_WORK INSTRUCTIONS_:
The data must be returned in full and exactly as given.

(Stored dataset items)

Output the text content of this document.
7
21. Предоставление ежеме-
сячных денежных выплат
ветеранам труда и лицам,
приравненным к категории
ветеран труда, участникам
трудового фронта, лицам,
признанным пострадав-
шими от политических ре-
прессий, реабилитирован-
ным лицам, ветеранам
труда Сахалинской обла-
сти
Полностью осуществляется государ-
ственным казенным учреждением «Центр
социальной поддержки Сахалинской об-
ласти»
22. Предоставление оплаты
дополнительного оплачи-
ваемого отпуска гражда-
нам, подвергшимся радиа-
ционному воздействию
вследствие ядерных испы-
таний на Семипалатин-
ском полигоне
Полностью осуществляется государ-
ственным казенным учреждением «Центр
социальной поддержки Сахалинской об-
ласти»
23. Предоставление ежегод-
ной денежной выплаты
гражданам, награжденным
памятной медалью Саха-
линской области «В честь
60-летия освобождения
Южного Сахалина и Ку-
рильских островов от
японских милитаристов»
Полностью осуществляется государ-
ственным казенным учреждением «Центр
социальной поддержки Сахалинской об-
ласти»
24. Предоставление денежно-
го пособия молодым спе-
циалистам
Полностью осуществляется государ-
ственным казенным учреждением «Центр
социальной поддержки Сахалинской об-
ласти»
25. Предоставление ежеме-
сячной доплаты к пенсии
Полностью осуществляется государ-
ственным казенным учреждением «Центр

_EXERCISE RESULT_:
Output the text content of this document.
7
21. Предоставление ежеме-
сячных денежных выплат
ветеранам труда и лицам,
приравненным к категории
ветеран труда, участникам
трудового фронта, лицам,
признанным пострадав-
шими от политических ре-
прессий, реабилитирован-
ным лицам, ветеранам
труда Сахалинской обла-
сти
Полностью осуществляется государ-
ственным казенным учреждением «Центр
социальной поддержки Сахалинской об-
ласти»
22. Предоставление оплаты
дополнительного оплачи-
ваемого отпуска гражда-
нам, подвергшимся радиа-
ционному воздействию
вследствие ядерных испы-
таний на Семипалатин-
ском полигоне
Полностью осуществляется государ-
ственным казенным учреждением «Центр
социальной поддержки Сахалинской об-
ласти»
23. Предоставление ежегод-
ной денежной выплаты
гражданам, награжденным
памятной медалью Саха-
линской области «В честь
60-летия освобождения
Южного Сахалина и Ку-
рильских островов от
японских милитаристов»
Полностью осуществляется государ-
ственным казенным учреждением «Центр
социальной поддержки Сахалинской об-
ласти»
24. Предоставление денежно-
го пособия молодым спе-
циалистам
Полностью осуществляется государ-
ственным казенным учреждением «Центр
социальной поддержки Сахалинской об-
ласти»
25. Предоставление ежеме-
сячной доплаты к пенсии
Полностью осуществляется государ-
ственным казенным учреждением «Центр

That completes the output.